* START MATERIAL TO PROCESS *

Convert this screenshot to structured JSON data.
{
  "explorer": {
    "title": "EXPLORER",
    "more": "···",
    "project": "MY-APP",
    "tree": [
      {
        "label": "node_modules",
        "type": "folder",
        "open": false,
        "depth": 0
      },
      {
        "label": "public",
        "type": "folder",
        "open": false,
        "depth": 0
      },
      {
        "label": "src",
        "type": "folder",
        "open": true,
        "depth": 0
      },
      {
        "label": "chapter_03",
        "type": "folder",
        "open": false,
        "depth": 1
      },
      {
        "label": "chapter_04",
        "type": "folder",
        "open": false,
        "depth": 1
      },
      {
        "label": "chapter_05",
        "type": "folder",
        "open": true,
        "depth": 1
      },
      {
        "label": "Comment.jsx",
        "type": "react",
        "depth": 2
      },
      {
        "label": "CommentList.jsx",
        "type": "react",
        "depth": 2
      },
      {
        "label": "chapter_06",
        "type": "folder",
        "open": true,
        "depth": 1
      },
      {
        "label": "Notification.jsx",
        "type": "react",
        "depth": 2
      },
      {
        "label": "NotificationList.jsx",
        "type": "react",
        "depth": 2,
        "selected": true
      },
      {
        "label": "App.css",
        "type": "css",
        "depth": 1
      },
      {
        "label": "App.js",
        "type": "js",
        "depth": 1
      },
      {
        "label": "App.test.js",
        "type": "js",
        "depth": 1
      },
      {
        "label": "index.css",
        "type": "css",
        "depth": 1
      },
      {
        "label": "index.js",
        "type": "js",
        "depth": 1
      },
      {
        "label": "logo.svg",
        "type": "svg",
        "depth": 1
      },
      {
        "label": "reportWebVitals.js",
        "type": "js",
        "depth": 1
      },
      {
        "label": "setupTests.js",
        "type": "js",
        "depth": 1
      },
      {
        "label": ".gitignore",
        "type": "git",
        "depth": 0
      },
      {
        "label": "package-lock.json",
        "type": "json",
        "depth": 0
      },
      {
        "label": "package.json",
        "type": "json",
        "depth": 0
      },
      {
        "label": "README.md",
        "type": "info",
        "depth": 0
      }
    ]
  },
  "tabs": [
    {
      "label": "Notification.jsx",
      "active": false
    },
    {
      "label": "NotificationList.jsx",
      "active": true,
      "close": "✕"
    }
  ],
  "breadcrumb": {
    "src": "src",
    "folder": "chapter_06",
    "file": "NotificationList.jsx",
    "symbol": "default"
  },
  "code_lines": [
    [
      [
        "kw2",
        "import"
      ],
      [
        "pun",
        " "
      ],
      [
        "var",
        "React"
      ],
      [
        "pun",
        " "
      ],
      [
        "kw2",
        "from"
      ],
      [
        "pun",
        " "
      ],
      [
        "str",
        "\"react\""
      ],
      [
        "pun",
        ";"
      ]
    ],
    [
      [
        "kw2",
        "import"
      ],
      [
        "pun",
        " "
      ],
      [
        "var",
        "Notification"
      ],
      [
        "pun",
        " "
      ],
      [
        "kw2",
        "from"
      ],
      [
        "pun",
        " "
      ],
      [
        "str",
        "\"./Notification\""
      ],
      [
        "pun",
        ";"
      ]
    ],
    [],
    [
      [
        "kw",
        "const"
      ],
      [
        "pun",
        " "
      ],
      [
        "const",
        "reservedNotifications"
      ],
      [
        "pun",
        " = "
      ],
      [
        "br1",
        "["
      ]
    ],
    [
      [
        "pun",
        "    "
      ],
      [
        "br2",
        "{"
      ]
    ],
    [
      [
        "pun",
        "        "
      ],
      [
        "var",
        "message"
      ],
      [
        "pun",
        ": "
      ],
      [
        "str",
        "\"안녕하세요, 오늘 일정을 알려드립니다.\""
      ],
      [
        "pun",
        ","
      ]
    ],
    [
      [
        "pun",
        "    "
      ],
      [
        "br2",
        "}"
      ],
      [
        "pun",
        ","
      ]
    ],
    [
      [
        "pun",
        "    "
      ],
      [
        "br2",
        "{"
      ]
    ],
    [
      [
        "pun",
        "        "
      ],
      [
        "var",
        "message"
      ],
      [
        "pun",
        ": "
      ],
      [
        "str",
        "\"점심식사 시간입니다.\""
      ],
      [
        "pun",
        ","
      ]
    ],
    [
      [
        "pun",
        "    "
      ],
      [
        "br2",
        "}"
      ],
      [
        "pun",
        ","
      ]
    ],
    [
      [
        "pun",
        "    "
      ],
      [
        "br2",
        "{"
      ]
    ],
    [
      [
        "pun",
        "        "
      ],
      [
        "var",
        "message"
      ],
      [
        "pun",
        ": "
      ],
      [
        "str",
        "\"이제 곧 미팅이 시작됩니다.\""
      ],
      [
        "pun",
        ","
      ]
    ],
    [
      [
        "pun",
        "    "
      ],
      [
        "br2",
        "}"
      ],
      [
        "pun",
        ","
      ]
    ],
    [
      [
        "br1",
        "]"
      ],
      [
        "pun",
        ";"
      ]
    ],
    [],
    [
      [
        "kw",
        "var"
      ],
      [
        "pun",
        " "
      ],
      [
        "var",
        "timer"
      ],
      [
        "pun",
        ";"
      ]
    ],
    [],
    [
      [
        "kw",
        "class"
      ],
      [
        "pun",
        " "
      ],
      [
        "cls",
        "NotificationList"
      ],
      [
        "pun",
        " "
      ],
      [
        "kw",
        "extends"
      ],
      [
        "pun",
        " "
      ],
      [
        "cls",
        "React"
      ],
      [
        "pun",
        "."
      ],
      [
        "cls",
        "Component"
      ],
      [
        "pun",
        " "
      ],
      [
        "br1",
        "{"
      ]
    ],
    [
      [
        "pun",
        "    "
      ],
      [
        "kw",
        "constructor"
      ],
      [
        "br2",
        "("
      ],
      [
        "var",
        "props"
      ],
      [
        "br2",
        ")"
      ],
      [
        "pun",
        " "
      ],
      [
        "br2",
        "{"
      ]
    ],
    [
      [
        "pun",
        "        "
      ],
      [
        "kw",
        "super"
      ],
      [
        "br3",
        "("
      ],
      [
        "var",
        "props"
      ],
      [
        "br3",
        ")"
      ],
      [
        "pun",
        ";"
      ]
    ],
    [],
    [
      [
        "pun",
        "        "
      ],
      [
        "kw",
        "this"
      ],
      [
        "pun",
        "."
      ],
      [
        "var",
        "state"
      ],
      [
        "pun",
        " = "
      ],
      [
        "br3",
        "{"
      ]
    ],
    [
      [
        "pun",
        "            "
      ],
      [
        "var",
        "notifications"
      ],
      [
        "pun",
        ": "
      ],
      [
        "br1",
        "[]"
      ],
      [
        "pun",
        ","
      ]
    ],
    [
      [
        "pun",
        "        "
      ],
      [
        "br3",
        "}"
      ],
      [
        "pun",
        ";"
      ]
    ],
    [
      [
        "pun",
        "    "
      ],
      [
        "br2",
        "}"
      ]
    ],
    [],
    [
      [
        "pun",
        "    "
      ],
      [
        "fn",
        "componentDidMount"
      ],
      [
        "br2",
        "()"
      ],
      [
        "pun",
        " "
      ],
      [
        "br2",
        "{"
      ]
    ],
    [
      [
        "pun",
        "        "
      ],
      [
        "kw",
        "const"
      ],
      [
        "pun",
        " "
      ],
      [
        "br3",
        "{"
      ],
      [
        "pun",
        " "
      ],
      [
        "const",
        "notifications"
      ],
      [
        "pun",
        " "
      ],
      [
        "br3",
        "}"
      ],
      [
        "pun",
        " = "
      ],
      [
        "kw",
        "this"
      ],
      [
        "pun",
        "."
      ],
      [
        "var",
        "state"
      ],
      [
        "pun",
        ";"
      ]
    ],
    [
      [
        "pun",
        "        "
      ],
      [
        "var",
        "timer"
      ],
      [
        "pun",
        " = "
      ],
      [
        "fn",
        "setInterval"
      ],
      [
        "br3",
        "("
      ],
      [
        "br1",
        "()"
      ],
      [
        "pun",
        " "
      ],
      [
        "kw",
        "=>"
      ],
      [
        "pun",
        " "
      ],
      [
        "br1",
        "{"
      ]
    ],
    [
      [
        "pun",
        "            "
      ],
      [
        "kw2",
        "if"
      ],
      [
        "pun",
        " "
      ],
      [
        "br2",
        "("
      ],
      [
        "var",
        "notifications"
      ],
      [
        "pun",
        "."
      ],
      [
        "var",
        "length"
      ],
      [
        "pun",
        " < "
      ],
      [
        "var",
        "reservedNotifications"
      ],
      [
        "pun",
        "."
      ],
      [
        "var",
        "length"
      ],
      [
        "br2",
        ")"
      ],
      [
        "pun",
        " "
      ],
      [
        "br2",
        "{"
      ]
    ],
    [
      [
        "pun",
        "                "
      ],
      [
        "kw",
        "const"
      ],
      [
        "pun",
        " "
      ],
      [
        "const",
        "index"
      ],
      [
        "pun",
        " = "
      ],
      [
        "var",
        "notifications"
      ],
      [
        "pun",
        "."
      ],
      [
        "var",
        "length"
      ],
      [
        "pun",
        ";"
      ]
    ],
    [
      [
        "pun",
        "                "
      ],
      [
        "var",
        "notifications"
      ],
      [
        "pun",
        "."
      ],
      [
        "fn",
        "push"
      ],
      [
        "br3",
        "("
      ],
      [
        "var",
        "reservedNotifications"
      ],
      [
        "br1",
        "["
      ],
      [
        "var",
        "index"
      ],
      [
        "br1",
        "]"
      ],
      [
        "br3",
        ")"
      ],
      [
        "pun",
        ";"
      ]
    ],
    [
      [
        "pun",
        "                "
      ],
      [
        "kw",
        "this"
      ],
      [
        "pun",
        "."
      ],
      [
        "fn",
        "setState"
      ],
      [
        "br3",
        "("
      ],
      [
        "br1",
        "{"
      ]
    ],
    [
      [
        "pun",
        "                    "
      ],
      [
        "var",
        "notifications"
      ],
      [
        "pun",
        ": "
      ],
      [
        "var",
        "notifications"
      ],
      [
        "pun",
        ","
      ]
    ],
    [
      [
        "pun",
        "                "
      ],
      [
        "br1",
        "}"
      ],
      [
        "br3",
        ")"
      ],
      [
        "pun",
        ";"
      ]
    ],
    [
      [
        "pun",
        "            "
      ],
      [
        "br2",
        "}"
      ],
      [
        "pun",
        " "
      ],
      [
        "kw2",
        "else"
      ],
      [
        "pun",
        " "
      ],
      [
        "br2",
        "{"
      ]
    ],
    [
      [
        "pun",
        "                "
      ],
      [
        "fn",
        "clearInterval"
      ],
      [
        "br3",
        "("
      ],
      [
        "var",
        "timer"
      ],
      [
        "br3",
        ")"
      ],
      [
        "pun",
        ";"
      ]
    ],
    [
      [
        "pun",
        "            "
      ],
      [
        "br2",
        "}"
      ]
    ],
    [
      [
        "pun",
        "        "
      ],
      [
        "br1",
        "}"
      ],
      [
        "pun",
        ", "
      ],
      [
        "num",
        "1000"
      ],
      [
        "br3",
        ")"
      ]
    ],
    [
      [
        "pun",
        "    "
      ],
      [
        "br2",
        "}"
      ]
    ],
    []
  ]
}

* END MATERIAL TO PROCESS *

Leave out every line without the string "NotificationList" and copy the rest.

### ANSWER IN FULL
        "label": "NotificationList.jsx",
      "label": "NotificationList.jsx",
    "file": "NotificationList.jsx",
        "NotificationList"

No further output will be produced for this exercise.